- **TASK TO CARRY OUT**:
Take the material and output all of it exactly.

Extracted data entries:
--- begin ---

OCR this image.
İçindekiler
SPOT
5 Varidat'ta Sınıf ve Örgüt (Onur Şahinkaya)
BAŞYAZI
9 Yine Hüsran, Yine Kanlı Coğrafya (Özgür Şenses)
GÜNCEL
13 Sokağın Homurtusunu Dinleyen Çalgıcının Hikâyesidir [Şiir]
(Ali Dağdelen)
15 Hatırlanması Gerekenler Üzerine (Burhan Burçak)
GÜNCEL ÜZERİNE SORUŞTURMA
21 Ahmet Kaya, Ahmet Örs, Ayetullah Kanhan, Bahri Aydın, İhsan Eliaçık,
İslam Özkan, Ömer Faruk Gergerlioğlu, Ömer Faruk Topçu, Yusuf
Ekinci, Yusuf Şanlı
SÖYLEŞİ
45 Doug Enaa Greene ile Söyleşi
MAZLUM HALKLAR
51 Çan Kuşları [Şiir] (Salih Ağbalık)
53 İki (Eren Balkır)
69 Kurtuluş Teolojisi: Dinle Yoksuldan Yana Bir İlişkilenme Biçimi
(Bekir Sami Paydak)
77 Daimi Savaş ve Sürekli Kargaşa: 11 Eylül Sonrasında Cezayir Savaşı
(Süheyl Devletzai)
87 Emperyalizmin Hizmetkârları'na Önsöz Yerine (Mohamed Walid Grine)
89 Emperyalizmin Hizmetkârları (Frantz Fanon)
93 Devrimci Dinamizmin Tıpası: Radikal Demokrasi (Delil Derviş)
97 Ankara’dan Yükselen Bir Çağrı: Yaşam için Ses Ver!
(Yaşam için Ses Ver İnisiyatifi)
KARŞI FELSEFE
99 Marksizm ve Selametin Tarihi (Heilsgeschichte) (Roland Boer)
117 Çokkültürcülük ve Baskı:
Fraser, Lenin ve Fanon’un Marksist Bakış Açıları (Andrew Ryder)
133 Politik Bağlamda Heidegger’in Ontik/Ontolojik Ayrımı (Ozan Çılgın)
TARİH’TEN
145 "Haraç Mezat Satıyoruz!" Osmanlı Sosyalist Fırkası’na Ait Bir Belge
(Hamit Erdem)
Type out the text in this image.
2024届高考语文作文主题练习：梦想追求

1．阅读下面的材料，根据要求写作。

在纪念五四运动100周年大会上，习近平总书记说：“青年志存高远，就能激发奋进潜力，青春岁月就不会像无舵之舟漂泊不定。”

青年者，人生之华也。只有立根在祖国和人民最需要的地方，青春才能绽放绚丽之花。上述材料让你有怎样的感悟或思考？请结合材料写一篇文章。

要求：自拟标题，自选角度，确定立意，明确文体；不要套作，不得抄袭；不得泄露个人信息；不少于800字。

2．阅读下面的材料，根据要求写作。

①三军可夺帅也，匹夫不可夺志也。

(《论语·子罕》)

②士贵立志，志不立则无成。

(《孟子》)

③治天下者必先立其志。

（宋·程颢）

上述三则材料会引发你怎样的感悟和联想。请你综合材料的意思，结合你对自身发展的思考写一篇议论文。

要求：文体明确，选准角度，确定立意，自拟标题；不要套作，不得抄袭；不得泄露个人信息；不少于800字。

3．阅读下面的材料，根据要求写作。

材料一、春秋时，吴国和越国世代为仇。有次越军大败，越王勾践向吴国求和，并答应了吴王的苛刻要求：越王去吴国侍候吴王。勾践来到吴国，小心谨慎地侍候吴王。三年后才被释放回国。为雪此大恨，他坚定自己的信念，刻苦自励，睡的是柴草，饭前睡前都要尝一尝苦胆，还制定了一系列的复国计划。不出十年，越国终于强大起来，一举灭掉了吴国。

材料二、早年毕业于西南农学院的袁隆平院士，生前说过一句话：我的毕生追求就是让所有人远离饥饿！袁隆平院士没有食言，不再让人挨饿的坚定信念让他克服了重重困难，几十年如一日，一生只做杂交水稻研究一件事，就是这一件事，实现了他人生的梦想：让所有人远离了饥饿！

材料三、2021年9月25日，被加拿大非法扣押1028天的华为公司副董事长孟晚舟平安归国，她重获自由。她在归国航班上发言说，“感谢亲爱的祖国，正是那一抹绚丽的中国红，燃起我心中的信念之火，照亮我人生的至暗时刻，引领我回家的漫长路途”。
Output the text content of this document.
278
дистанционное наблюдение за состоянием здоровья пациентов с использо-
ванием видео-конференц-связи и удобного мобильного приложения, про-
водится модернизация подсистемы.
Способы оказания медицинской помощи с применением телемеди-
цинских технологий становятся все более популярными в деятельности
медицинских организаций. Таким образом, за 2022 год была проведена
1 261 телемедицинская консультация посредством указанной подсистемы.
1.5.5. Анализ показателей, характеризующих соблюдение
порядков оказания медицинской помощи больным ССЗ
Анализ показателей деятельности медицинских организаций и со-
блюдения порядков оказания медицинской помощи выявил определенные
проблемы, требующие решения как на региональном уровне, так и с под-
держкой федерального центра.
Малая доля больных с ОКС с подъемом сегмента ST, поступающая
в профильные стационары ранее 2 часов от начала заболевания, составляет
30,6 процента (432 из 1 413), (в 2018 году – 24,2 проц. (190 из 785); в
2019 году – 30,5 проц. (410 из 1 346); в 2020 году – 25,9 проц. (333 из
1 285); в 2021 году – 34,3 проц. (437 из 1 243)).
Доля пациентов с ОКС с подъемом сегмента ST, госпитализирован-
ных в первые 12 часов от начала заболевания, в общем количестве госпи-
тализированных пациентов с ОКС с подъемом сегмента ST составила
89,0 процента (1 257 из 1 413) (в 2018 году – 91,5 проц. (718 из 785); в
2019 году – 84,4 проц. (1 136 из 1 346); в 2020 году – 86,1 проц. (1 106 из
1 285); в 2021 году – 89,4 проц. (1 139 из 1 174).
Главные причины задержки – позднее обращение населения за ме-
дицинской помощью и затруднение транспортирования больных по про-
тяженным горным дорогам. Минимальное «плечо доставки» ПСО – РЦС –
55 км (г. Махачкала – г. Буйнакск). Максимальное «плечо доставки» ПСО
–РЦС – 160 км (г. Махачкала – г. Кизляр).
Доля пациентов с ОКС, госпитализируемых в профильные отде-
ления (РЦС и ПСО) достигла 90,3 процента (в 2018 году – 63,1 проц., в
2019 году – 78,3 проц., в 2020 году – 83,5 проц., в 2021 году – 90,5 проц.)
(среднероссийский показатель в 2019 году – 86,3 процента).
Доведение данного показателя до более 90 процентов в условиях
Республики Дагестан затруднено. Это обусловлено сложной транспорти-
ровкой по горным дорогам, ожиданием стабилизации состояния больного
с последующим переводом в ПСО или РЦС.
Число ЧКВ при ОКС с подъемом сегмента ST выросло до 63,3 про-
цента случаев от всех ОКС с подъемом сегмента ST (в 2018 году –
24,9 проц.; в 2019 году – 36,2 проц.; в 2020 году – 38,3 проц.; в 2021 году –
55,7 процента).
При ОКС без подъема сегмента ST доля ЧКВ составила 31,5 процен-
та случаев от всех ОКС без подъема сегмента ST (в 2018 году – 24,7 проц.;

--- end ---

- **FINISHED TASK**:
OCR this image.
İçindekiler
SPOT
5 Varidat'ta Sınıf ve Örgüt (Onur Şahinkaya)
BAŞYAZI
9 Yine Hüsran, Yine Kanlı Coğrafya (Özgür Şenses)
GÜNCEL
13 Sokağın Homurtusunu Dinleyen Çalgıcının Hikâyesidir [Şiir]
(Ali Dağdelen)
15 Hatırlanması Gerekenler Üzerine (Burhan Burçak)
GÜNCEL ÜZERİNE SORUŞTURMA
21 Ahmet Kaya, Ahmet Örs, Ayetullah Kanhan, Bahri Aydın, İhsan Eliaçık,
İslam Özkan, Ömer Faruk Gergerlioğlu, Ömer Faruk Topçu, Yusuf
Ekinci, Yusuf Şanlı
SÖYLEŞİ
45 Doug Enaa Greene ile Söyleşi
MAZLUM HALKLAR
51 Çan Kuşları [Şiir] (Salih Ağbalık)
53 İki (Eren Balkır)
69 Kurtuluş Teolojisi: Dinle Yoksuldan Yana Bir İlişkilenme Biçimi
(Bekir Sami Paydak)
77 Daimi Savaş ve Sürekli Kargaşa: 11 Eylül Sonrasında Cezayir Savaşı
(Süheyl Devletzai)
87 Emperyalizmin Hizmetkârları'na Önsöz Yerine (Mohamed Walid Grine)
89 Emperyalizmin Hizmetkârları (Frantz Fanon)
93 Devrimci Dinamizmin Tıpası: Radikal Demokrasi (Delil Derviş)
97 Ankara’dan Yükselen Bir Çağrı: Yaşam için Ses Ver!
(Yaşam için Ses Ver İnisiyatifi)
KARŞI FELSEFE
99 Marksizm ve Selametin Tarihi (Heilsgeschichte) (Roland Boer)
117 Çokkültürcülük ve Baskı:
Fraser, Lenin ve Fanon’un Marksist Bakış Açıları (Andrew Ryder)
133 Politik Bağlamda Heidegger’in Ontik/Ontolojik Ayrımı (Ozan Çılgın)
TARİH’TEN
145 "Haraç Mezat Satıyoruz!" Osmanlı Sosyalist Fırkası’na Ait Bir Belge
(Hamit Erdem)
Type out the text in this image.
2024届高考语文作文主题练习：梦想追求

1．阅读下面的材料，根据要求写作。

在纪念五四运动100周年大会上，习近平总书记说：“青年志存高远，就能激发奋进潜力，青春岁月就不会像无舵之舟漂泊不定。”

青年者，人生之华也。只有立根在祖国和人民最需要的地方，青春才能绽放绚丽之花。上述材料让你有怎样的感悟或思考？请结合材料写一篇文章。

要求：自拟标题，自选角度，确定立意，明确文体；不要套作，不得抄袭；不得泄露个人信息；不少于800字。

2．阅读下面的材料，根据要求写作。

①三军可夺帅也，匹夫不可夺志也。

(《论语·子罕》)

②士贵立志，志不立则无成。

(《孟子》)

③治天下者必先立其志。

（宋·程颢）

上述三则材料会引发你怎样的感悟和联想。请你综合材料的意思，结合你对自身发展的思考写一篇议论文。

要求：文体明确，选准角度，确定立意，自拟标题；不要套作，不得抄袭；不得泄露个人信息；不少于800字。

3．阅读下面的材料，根据要求写作。

材料一、春秋时，吴国和越国世代为仇。有次越军大败，越王勾践向吴国求和，并答应了吴王的苛刻要求：越王去吴国侍候吴王。勾践来到吴国，小心谨慎地侍候吴王。三年后才被释放回国。为雪此大恨，他坚定自己的信念，刻苦自励，睡的是柴草，饭前睡前都要尝一尝苦胆，还制定了一系列的复国计划。不出十年，越国终于强大起来，一举灭掉了吴国。

材料二、早年毕业于西南农学院的袁隆平院士，生前说过一句话：我的毕生追求就是让所有人远离饥饿！袁隆平院士没有食言，不再让人挨饿的坚定信念让他克服了重重困难，几十年如一日，一生只做杂交水稻研究一件事，就是这一件事，实现了他人生的梦想：让所有人远离了饥饿！

材料三、2021年9月25日，被加拿大非法扣押1028天的华为公司副董事长孟晚舟平安归国，她重获自由。她在归国航班上发言说，“感谢亲爱的祖国，正是那一抹绚丽的中国红，燃起我心中的信念之火，照亮我人生的至暗时刻，引领我回家的漫长路途”。
Output the text content of this document.
278
дистанционное наблюдение за состоянием здоровья пациентов с использо-
ванием видео-конференц-связи и удобного мобильного приложения, про-
водится модернизация подсистемы.
Способы оказания медицинской помощи с применением телемеди-
цинских технологий становятся все более популярными в деятельности
медицинских организаций. Таким образом, за 2022 год была проведена
1 261 телемедицинская консультация посредством указанной подсистемы.
1.5.5. Анализ показателей, характеризующих соблюдение
порядков оказания медицинской помощи больным ССЗ
Анализ показателей деятельности медицинских организаций и со-
блюдения порядков оказания медицинской помощи выявил определенные
проблемы, требующие решения как на региональном уровне, так и с под-
держкой федерального центра.
Малая доля больных с ОКС с подъемом сегмента ST, поступающая
в профильные стационары ранее 2 часов от начала заболевания, составляет
30,6 процента (432 из 1 413), (в 2018 году – 24,2 проц. (190 из 785); в
2019 году – 30,5 проц. (410 из 1 346); в 2020 году – 25,9 проц. (333 из
1 285); в 2021 году – 34,3 проц. (437 из 1 243)).
Доля пациентов с ОКС с подъемом сегмента ST, госпитализирован-
ных в первые 12 часов от начала заболевания, в общем количестве госпи-
тализированных пациентов с ОКС с подъемом сегмента ST составила
89,0 процента (1 257 из 1 413) (в 2018 году – 91,5 проц. (718 из 785); в
2019 году – 84,4 проц. (1 136 из 1 346); в 2020 году – 86,1 проц. (1 106 из
1 285); в 2021 году – 89,4 проц. (1 139 из 1 174).
Главные причины задержки – позднее обращение населения за ме-
дицинской помощью и затруднение транспортирования больных по про-
тяженным горным дорогам. Минимальное «плечо доставки» ПСО – РЦС –
55 км (г. Махачкала – г. Буйнакск). Максимальное «плечо доставки» ПСО
–РЦС – 160 км (г. Махачкала – г. Кизляр).
Доля пациентов с ОКС, госпитализируемых в профильные отде-
ления (РЦС и ПСО) достигла 90,3 процента (в 2018 году – 63,1 проц., в
2019 году – 78,3 проц., в 2020 году – 83,5 проц., в 2021 году – 90,5 проц.)
(среднероссийский показатель в 2019 году – 86,3 процента).
Доведение данного показателя до более 90 процентов в условиях
Республики Дагестан затруднено. Это обусловлено сложной транспорти-
ровкой по горным дорогам, ожиданием стабилизации состояния больного
с последующим переводом в ПСО или РЦС.
Число ЧКВ при ОКС с подъемом сегмента ST выросло до 63,3 про-
цента случаев от всех ОКС с подъемом сегмента ST (в 2018 году –
24,9 проц.; в 2019 году – 36,2 проц.; в 2020 году – 38,3 проц.; в 2021 году –
55,7 процента).
При ОКС без подъема сегмента ST доля ЧКВ составила 31,5 процен-
та случаев от всех ОКС без подъема сегмента ST (в 2018 году – 24,7 проц.;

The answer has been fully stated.